#### [WHAT YOU HAVE TO DO]
Find each line with the word "Elena" and state how many there are, nothing more.

[begin ENTRIES SUPPLIED]

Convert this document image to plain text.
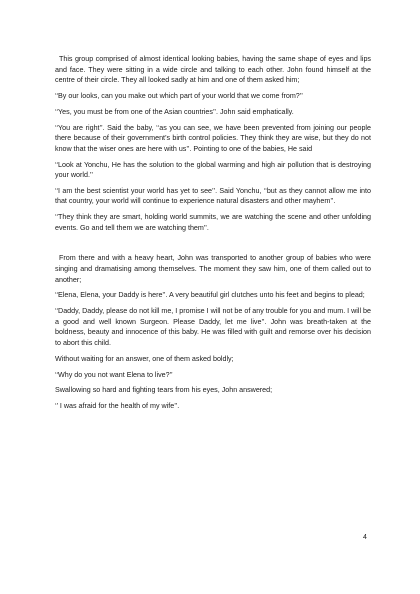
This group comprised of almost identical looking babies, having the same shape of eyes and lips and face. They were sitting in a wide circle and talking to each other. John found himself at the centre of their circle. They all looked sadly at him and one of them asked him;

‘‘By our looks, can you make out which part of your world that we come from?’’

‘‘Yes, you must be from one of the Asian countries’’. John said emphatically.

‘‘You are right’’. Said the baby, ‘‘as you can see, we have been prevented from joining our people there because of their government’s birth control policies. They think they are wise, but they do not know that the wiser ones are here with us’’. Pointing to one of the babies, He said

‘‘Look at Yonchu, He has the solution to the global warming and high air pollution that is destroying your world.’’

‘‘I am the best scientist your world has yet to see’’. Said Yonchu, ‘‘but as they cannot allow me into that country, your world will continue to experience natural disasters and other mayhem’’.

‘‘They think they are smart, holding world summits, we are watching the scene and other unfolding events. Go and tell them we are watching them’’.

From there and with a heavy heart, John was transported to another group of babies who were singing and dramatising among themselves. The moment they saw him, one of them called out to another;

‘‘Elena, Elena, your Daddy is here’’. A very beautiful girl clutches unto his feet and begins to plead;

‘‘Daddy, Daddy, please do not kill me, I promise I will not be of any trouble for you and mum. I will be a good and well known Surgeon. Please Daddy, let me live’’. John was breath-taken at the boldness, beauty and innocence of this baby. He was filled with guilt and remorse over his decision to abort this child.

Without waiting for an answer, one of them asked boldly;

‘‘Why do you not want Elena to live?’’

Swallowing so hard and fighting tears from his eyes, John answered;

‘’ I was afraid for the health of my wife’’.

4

[end ENTRIES SUPPLIED]

#### [RESULT]
2